Work required: Skip the images. Copy the records exactly as written.
>> START Listing
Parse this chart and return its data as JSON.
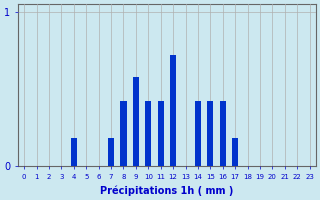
{
  "title": "",
  "xlabel": "Précipitations 1h ( mm )",
  "categories": [
    0,
    1,
    2,
    3,
    4,
    5,
    6,
    7,
    8,
    9,
    10,
    11,
    12,
    13,
    14,
    15,
    16,
    17,
    18,
    19,
    20,
    21,
    22,
    23
  ],
  "values": [
    0,
    0,
    0,
    0,
    0.18,
    0,
    0,
    0.18,
    0.42,
    0.58,
    0.42,
    0.42,
    0.72,
    0.0,
    0.42,
    0.42,
    0.42,
    0.18,
    0,
    0,
    0,
    0,
    0,
    0
  ],
  "bar_color": "#0033cc",
  "background_color": "#cce8f0",
  "grid_color": "#b0b0b0",
  "axis_color": "#666666",
  "text_color": "#0000cc",
  "ylim": [
    0,
    1.05
  ],
  "yticks": [
    0,
    1
  ],
  "xlim": [
    -0.5,
    23.5
  ],
  "bar_width": 0.5
}
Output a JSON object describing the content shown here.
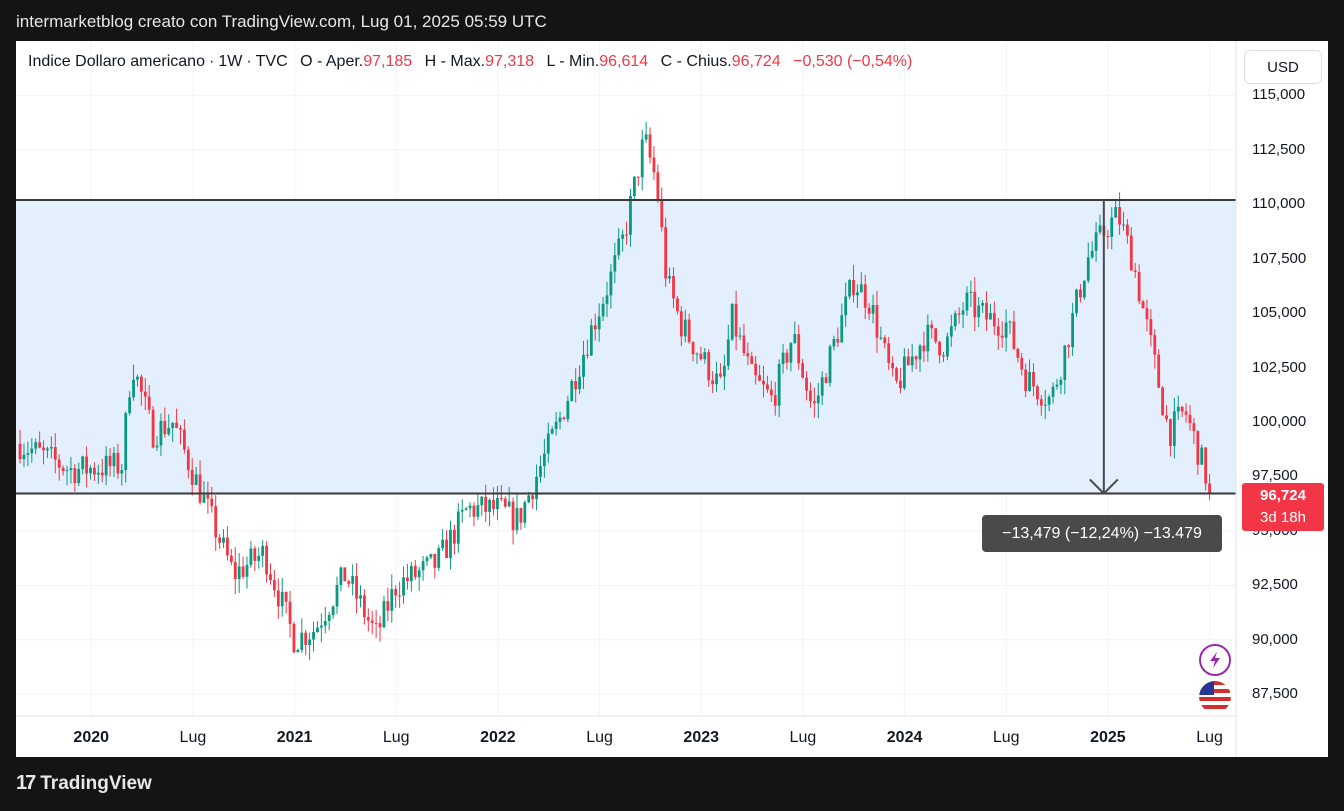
{
  "caption": "intermarketblog creato con TradingView.com, Lug 01, 2025 05:59 UTC",
  "legend": {
    "name": "Indice Dollaro americano",
    "interval": "1W",
    "source": "TVC",
    "open_label": "O - Aper.",
    "open": "97,185",
    "high_label": "H - Max.",
    "high": "97,318",
    "low_label": "L - Min.",
    "low": "96,614",
    "close_label": "C - Chius.",
    "close": "96,724",
    "change": "−0,530 (−0,54%)"
  },
  "currency": "USD",
  "price_badge": {
    "price": "96,724",
    "countdown": "3d 18h"
  },
  "measure_label": "−13,479 (−12,24%) −13.479",
  "brand": {
    "logo": "17",
    "name": "TradingView"
  },
  "icons": [
    "lightning-icon",
    "us-flag-icon"
  ],
  "colors": {
    "up": "#089981",
    "down": "#f23645",
    "range_fill": "#e3effd",
    "line": "#3a3a3a"
  },
  "chart_data": {
    "type": "candlestick",
    "y_ticks": [
      "115,000",
      "112,500",
      "110,000",
      "107,500",
      "105,000",
      "102,500",
      "100,000",
      "97,500",
      "95,000",
      "92,500",
      "90,000",
      "87,500"
    ],
    "y_tick_values": [
      115,
      112.5,
      110,
      107.5,
      105,
      102.5,
      100,
      97.5,
      95,
      92.5,
      90,
      87.5
    ],
    "ylim": [
      86.5,
      117.5
    ],
    "x_ticks": [
      {
        "label": "2020",
        "t": 2020.0,
        "major": true
      },
      {
        "label": "Lug",
        "t": 2020.5,
        "major": false
      },
      {
        "label": "2021",
        "t": 2021.0,
        "major": true
      },
      {
        "label": "Lug",
        "t": 2021.5,
        "major": false
      },
      {
        "label": "2022",
        "t": 2022.0,
        "major": true
      },
      {
        "label": "Lug",
        "t": 2022.5,
        "major": false
      },
      {
        "label": "2023",
        "t": 2023.0,
        "major": true
      },
      {
        "label": "Lug",
        "t": 2023.5,
        "major": false
      },
      {
        "label": "2024",
        "t": 2024.0,
        "major": true
      },
      {
        "label": "Lug",
        "t": 2024.5,
        "major": false
      },
      {
        "label": "2025",
        "t": 2025.0,
        "major": true
      },
      {
        "label": "Lug",
        "t": 2025.5,
        "major": false
      }
    ],
    "xlim": [
      2019.63,
      2025.63
    ],
    "range_box": {
      "upper": 110.2,
      "lower": 96.72
    },
    "measure": {
      "t": 2024.98,
      "from": 110.2,
      "to": 96.72
    },
    "path": [
      [
        2019.65,
        99.0
      ],
      [
        2019.9,
        97.8
      ],
      [
        2020.15,
        98.0
      ],
      [
        2020.2,
        102.8
      ],
      [
        2020.3,
        99.5
      ],
      [
        2020.4,
        100.0
      ],
      [
        2020.55,
        96.5
      ],
      [
        2020.7,
        93.0
      ],
      [
        2020.85,
        94.0
      ],
      [
        2021.0,
        90.0
      ],
      [
        2021.1,
        90.5
      ],
      [
        2021.25,
        93.0
      ],
      [
        2021.4,
        90.2
      ],
      [
        2021.5,
        92.5
      ],
      [
        2021.7,
        93.5
      ],
      [
        2021.85,
        96.0
      ],
      [
        2022.0,
        96.0
      ],
      [
        2022.1,
        95.5
      ],
      [
        2022.3,
        100.0
      ],
      [
        2022.45,
        104.0
      ],
      [
        2022.55,
        106.5
      ],
      [
        2022.62,
        108.5
      ],
      [
        2022.72,
        113.0
      ],
      [
        2022.78,
        111.0
      ],
      [
        2022.83,
        106.5
      ],
      [
        2022.9,
        104.5
      ],
      [
        2023.0,
        103.0
      ],
      [
        2023.1,
        101.5
      ],
      [
        2023.15,
        104.8
      ],
      [
        2023.25,
        102.0
      ],
      [
        2023.35,
        101.0
      ],
      [
        2023.45,
        104.0
      ],
      [
        2023.55,
        100.5
      ],
      [
        2023.65,
        103.5
      ],
      [
        2023.75,
        106.5
      ],
      [
        2023.83,
        105.5
      ],
      [
        2023.95,
        101.5
      ],
      [
        2024.1,
        104.0
      ],
      [
        2024.2,
        103.5
      ],
      [
        2024.3,
        105.5
      ],
      [
        2024.4,
        104.8
      ],
      [
        2024.5,
        104.5
      ],
      [
        2024.6,
        102.0
      ],
      [
        2024.72,
        101.0
      ],
      [
        2024.78,
        103.0
      ],
      [
        2024.9,
        107.5
      ],
      [
        2025.0,
        109.0
      ],
      [
        2025.05,
        109.5
      ],
      [
        2025.12,
        107.5
      ],
      [
        2025.2,
        104.0
      ],
      [
        2025.3,
        99.5
      ],
      [
        2025.38,
        100.5
      ],
      [
        2025.45,
        98.5
      ],
      [
        2025.5,
        97.0
      ]
    ],
    "last_close": 96.72,
    "weeks": 305
  }
}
>> END Listing
Full response:
Parse this chart and return its data as JSON.
{
  "title": "",
  "xlabel": "Précipitations 1h ( mm )",
  "categories": [
    0,
    1,
    2,
    3,
    4,
    5,
    6,
    7,
    8,
    9,
    10,
    11,
    12,
    13,
    14,
    15,
    16,
    17,
    18,
    19,
    20,
    21,
    22,
    23
  ],
  "values": [
    0,
    0,
    0,
    0,
    0.18,
    0,
    0,
    0.18,
    0.42,
    0.58,
    0.42,
    0.42,
    0.72,
    0.0,
    0.42,
    0.42,
    0.42,
    0.18,
    0,
    0,
    0,
    0,
    0,
    0
  ],
  "bar_color": "#0033cc",
  "background_color": "#cce8f0",
  "grid_color": "#b0b0b0",
  "axis_color": "#666666",
  "text_color": "#0000cc",
  "ylim": [
    0,
    1.05
  ],
  "yticks": [
    0,
    1
  ],
  "xlim": [
    -0.5,
    23.5
  ],
  "bar_width": 0.5
}
Output a JSON object describing the content shown here.
{
  "caption": "intermarketblog creato con TradingView.com, Lug 01, 2025 05:59 UTC",
  "legend": {
    "name": "Indice Dollaro americano",
    "interval": "1W",
    "source": "TVC",
    "open_label": "O - Aper.",
    "open": "97,185",
    "high_label": "H - Max.",
    "high": "97,318",
    "low_label": "L - Min.",
    "low": "96,614",
    "close_label": "C - Chius.",
    "close": "96,724",
    "change": "−0,530 (−0,54%)"
  },
  "currency": "USD",
  "price_badge": {
    "price": "96,724",
    "countdown": "3d 18h"
  },
  "measure_label": "−13,479 (−12,24%) −13.479",
  "brand": {
    "logo": "17",
    "name": "TradingView"
  },
  "icons": [
    "lightning-icon",
    "us-flag-icon"
  ],
  "colors": {
    "up": "#089981",
    "down": "#f23645",
    "range_fill": "#e3effd",
    "line": "#3a3a3a"
  },
  "chart_data": {
    "type": "candlestick",
    "y_ticks": [
      "115,000",
      "112,500",
      "110,000",
      "107,500",
      "105,000",
      "102,500",
      "100,000",
      "97,500",
      "95,000",
      "92,500",
      "90,000",
      "87,500"
    ],
    "y_tick_values": [
      115,
      112.5,
      110,
      107.5,
      105,
      102.5,
      100,
      97.5,
      95,
      92.5,
      90,
      87.5
    ],
    "ylim": [
      86.5,
      117.5
    ],
    "x_ticks": [
      {
        "label": "2020",
        "t": 2020.0,
        "major": true
      },
      {
        "label": "Lug",
        "t": 2020.5,
        "major": false
      },
      {
        "label": "2021",
        "t": 2021.0,
        "major": true
      },
      {
        "label": "Lug",
        "t": 2021.5,
        "major": false
      },
      {
        "label": "2022",
        "t": 2022.0,
        "major": true
      },
      {
        "label": "Lug",
        "t": 2022.5,
        "major": false
      },
      {
        "label": "2023",
        "t": 2023.0,
        "major": true
      },
      {
        "label": "Lug",
        "t": 2023.5,
        "major": false
      },
      {
        "label": "2024",
        "t": 2024.0,
        "major": true
      },
      {
        "label": "Lug",
        "t": 2024.5,
        "major": false
      },
      {
        "label": "2025",
        "t": 2025.0,
        "major": true
      },
      {
        "label": "Lug",
        "t": 2025.5,
        "major": false
      }
    ],
    "xlim": [
      2019.63,
      2025.63
    ],
    "range_box": {
      "upper": 110.2,
      "lower": 96.72
    },
    "measure": {
      "t": 2024.98,
      "from": 110.2,
      "to": 96.72
    },
    "path": [
      [
        2019.65,
        99.0
      ],
      [
        2019.9,
        97.8
      ],
      [
        2020.15,
        98.0
      ],
      [
        2020.2,
        102.8
      ],
      [
        2020.3,
        99.5
      ],
      [
        2020.4,
        100.0
      ],
      [
        2020.55,
        96.5
      ],
      [
        2020.7,
        93.0
      ],
      [
        2020.85,
        94.0
      ],
      [
        2021.0,
        90.0
      ],
      [
        2021.1,
        90.5
      ],
      [
        2021.25,
        93.0
      ],
      [
        2021.4,
        90.2
      ],
      [
        2021.5,
        92.5
      ],
      [
        2021.7,
        93.5
      ],
      [
        2021.85,
        96.0
      ],
      [
        2022.0,
        96.0
      ],
      [
        2022.1,
        95.5
      ],
      [
        2022.3,
        100.0
      ],
      [
        2022.45,
        104.0
      ],
      [
        2022.55,
        106.5
      ],
      [
        2022.62,
        108.5
      ],
      [
        2022.72,
        113.0
      ],
      [
        2022.78,
        111.0
      ],
      [
        2022.83,
        106.5
      ],
      [
        2022.9,
        104.5
      ],
      [
        2023.0,
        103.0
      ],
      [
        2023.1,
        101.5
      ],
      [
        2023.15,
        104.8
      ],
      [
        2023.25,
        102.0
      ],
      [
        2023.35,
        101.0
      ],
      [
        2023.45,
        104.0
      ],
      [
        2023.55,
        100.5
      ],
      [
        2023.65,
        103.5
      ],
      [
        2023.75,
        106.5
      ],
      [
        2023.83,
        105.5
      ],
      [
        2023.95,
        101.5
      ],
      [
        2024.1,
        104.0
      ],
      [
        2024.2,
        103.5
      ],
      [
        2024.3,
        105.5
      ],
      [
        2024.4,
        104.8
      ],
      [
        2024.5,
        104.5
      ],
      [
        2024.6,
        102.0
      ],
      [
        2024.72,
        101.0
      ],
      [
        2024.78,
        103.0
      ],
      [
        2024.9,
        107.5
      ],
      [
        2025.0,
        109.0
      ],
      [
        2025.05,
        109.5
      ],
      [
        2025.12,
        107.5
      ],
      [
        2025.2,
        104.0
      ],
      [
        2025.3,
        99.5
      ],
      [
        2025.38,
        100.5
      ],
      [
        2025.45,
        98.5
      ],
      [
        2025.5,
        97.0
      ]
    ],
    "last_close": 96.72,
    "weeks": 305
  }
}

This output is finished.